▸ **WHAT YOU ARE ASKED TO DO**
Copy every line, leaving nothing out and adding nothing.

◇ ◇ ◇ ◇

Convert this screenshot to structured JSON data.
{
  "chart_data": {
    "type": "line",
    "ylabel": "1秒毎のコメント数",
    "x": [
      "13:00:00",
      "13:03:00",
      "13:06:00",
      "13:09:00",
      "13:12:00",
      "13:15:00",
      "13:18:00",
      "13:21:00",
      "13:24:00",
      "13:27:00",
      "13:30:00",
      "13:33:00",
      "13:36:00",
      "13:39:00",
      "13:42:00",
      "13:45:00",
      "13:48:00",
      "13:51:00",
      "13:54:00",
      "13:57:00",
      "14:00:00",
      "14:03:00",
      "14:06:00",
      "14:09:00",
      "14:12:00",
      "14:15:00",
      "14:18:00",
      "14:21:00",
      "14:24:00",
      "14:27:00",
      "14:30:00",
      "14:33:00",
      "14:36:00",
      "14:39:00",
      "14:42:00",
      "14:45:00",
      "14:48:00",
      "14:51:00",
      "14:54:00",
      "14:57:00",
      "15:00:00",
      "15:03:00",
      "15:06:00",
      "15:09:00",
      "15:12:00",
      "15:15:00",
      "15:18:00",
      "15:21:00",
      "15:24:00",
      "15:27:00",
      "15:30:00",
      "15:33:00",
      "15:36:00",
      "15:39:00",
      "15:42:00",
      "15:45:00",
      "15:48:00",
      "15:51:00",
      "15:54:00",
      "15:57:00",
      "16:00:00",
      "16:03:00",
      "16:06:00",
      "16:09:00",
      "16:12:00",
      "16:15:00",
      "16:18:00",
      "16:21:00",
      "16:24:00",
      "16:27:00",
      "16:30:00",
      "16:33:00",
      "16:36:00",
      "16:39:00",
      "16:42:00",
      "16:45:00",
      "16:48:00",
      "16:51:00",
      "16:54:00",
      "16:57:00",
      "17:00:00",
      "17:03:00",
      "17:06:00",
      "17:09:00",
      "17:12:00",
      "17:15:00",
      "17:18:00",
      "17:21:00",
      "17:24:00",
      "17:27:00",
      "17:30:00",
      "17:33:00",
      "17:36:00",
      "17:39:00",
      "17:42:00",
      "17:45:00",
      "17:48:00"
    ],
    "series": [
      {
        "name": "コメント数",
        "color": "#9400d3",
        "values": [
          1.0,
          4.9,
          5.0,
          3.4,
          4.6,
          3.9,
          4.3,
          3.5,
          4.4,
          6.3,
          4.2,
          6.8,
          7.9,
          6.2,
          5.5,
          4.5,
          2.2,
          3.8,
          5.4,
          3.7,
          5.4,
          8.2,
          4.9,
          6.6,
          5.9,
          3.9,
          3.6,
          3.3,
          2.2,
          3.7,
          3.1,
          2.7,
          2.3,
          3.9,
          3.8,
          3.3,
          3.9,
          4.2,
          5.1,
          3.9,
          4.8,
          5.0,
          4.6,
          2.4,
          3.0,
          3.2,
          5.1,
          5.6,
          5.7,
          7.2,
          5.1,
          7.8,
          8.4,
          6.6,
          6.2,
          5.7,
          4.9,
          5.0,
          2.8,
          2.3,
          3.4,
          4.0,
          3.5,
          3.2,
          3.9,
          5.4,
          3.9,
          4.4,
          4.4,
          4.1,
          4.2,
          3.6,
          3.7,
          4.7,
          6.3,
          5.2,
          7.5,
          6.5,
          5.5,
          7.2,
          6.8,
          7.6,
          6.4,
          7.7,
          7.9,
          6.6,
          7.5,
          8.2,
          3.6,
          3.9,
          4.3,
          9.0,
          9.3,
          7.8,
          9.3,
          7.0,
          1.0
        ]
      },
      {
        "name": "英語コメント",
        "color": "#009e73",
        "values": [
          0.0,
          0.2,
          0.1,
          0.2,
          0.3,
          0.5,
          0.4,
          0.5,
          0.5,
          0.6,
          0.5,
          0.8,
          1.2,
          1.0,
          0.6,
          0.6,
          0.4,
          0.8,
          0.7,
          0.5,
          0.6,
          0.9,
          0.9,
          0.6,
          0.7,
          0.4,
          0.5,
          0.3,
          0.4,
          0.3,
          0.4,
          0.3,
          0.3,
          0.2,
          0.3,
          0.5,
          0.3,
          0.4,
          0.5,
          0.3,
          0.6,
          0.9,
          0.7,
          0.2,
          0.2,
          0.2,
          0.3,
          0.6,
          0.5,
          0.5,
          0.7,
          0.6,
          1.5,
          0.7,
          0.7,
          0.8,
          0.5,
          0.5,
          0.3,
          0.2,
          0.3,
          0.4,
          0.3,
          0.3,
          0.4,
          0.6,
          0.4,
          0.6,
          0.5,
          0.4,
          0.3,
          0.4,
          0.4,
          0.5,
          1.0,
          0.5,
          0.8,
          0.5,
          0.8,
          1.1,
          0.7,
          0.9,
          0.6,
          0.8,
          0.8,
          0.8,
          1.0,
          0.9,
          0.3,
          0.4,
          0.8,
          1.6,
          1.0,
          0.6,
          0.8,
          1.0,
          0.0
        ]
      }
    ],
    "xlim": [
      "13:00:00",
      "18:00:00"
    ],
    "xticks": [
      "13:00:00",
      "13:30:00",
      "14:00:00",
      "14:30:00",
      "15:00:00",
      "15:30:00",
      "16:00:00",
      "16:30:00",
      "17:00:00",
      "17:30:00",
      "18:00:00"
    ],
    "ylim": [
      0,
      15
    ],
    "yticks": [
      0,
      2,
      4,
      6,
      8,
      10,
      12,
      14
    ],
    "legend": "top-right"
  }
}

◇ ◇ ◇ ◇

▸ **EXERCISE SOLUTION**
Convert this screenshot to structured JSON data.
{
  "chart_data": {
    "type": "line",
    "ylabel": "1秒毎のコメント数",
    "x": [
      "13:00:00",
      "13:03:00",
      "13:06:00",
      "13:09:00",
      "13:12:00",
      "13:15:00",
      "13:18:00",
      "13:21:00",
      "13:24:00",
      "13:27:00",
      "13:30:00",
      "13:33:00",
      "13:36:00",
      "13:39:00",
      "13:42:00",
      "13:45:00",
      "13:48:00",
      "13:51:00",
      "13:54:00",
      "13:57:00",
      "14:00:00",
      "14:03:00",
      "14:06:00",
      "14:09:00",
      "14:12:00",
      "14:15:00",
      "14:18:00",
      "14:21:00",
      "14:24:00",
      "14:27:00",
      "14:30:00",
      "14:33:00",
      "14:36:00",
      "14:39:00",
      "14:42:00",
      "14:45:00",
      "14:48:00",
      "14:51:00",
      "14:54:00",
      "14:57:00",
      "15:00:00",
      "15:03:00",
      "15:06:00",
      "15:09:00",
      "15:12:00",
      "15:15:00",
      "15:18:00",
      "15:21:00",
      "15:24:00",
      "15:27:00",
      "15:30:00",
      "15:33:00",
      "15:36:00",
      "15:39:00",
      "15:42:00",
      "15:45:00",
      "15:48:00",
      "15:51:00",
      "15:54:00",
      "15:57:00",
      "16:00:00",
      "16:03:00",
      "16:06:00",
      "16:09:00",
      "16:12:00",
      "16:15:00",
      "16:18:00",
      "16:21:00",
      "16:24:00",
      "16:27:00",
      "16:30:00",
      "16:33:00",
      "16:36:00",
      "16:39:00",
      "16:42:00",
      "16:45:00",
      "16:48:00",
      "16:51:00",
      "16:54:00",
      "16:57:00",
      "17:00:00",
      "17:03:00",
      "17:06:00",
      "17:09:00",
      "17:12:00",
      "17:15:00",
      "17:18:00",
      "17:21:00",
      "17:24:00",
      "17:27:00",
      "17:30:00",
      "17:33:00",
      "17:36:00",
      "17:39:00",
      "17:42:00",
      "17:45:00",
      "17:48:00"
    ],
    "series": [
      {
        "name": "コメント数",
        "color": "#9400d3",
        "values": [
          1.0,
          4.9,
          5.0,
          3.4,
          4.6,
          3.9,
          4.3,
          3.5,
          4.4,
          6.3,
          4.2,
          6.8,
          7.9,
          6.2,
          5.5,
          4.5,
          2.2,
          3.8,
          5.4,
          3.7,
          5.4,
          8.2,
          4.9,
          6.6,
          5.9,
          3.9,
          3.6,
          3.3,
          2.2,
          3.7,
          3.1,
          2.7,
          2.3,
          3.9,
          3.8,
          3.3,
          3.9,
          4.2,
          5.1,
          3.9,
          4.8,
          5.0,
          4.6,
          2.4,
          3.0,
          3.2,
          5.1,
          5.6,
          5.7,
          7.2,
          5.1,
          7.8,
          8.4,
          6.6,
          6.2,
          5.7,
          4.9,
          5.0,
          2.8,
          2.3,
          3.4,
          4.0,
          3.5,
          3.2,
          3.9,
          5.4,
          3.9,
          4.4,
          4.4,
          4.1,
          4.2,
          3.6,
          3.7,
          4.7,
          6.3,
          5.2,
          7.5,
          6.5,
          5.5,
          7.2,
          6.8,
          7.6,
          6.4,
          7.7,
          7.9,
          6.6,
          7.5,
          8.2,
          3.6,
          3.9,
          4.3,
          9.0,
          9.3,
          7.8,
          9.3,
          7.0,
          1.0
        ]
      },
      {
        "name": "英語コメント",
        "color": "#009e73",
        "values": [
          0.0,
          0.2,
          0.1,
          0.2,
          0.3,
          0.5,
          0.4,
          0.5,
          0.5,
          0.6,
          0.5,
          0.8,
          1.2,
          1.0,
          0.6,
          0.6,
          0.4,
          0.8,
          0.7,
          0.5,
          0.6,
          0.9,
          0.9,
          0.6,
          0.7,
          0.4,
          0.5,
          0.3,
          0.4,
          0.3,
          0.4,
          0.3,
          0.3,
          0.2,
          0.3,
          0.5,
          0.3,
          0.4,
          0.5,
          0.3,
          0.6,
          0.9,
          0.7,
          0.2,
          0.2,
          0.2,
          0.3,
          0.6,
          0.5,
          0.5,
          0.7,
          0.6,
          1.5,
          0.7,
          0.7,
          0.8,
          0.5,
          0.5,
          0.3,
          0.2,
          0.3,
          0.4,
          0.3,
          0.3,
          0.4,
          0.6,
          0.4,
          0.6,
          0.5,
          0.4,
          0.3,
          0.4,
          0.4,
          0.5,
          1.0,
          0.5,
          0.8,
          0.5,
          0.8,
          1.1,
          0.7,
          0.9,
          0.6,
          0.8,
          0.8,
          0.8,
          1.0,
          0.9,
          0.3,
          0.4,
          0.8,
          1.6,
          1.0,
          0.6,
          0.8,
          1.0,
          0.0
        ]
      }
    ],
    "xlim": [
      "13:00:00",
      "18:00:00"
    ],
    "xticks": [
      "13:00:00",
      "13:30:00",
      "14:00:00",
      "14:30:00",
      "15:00:00",
      "15:30:00",
      "16:00:00",
      "16:30:00",
      "17:00:00",
      "17:30:00",
      "18:00:00"
    ],
    "ylim": [
      0,
      15
    ],
    "yticks": [
      0,
      2,
      4,
      6,
      8,
      10,
      12,
      14
    ],
    "legend": "top-right"
  }
}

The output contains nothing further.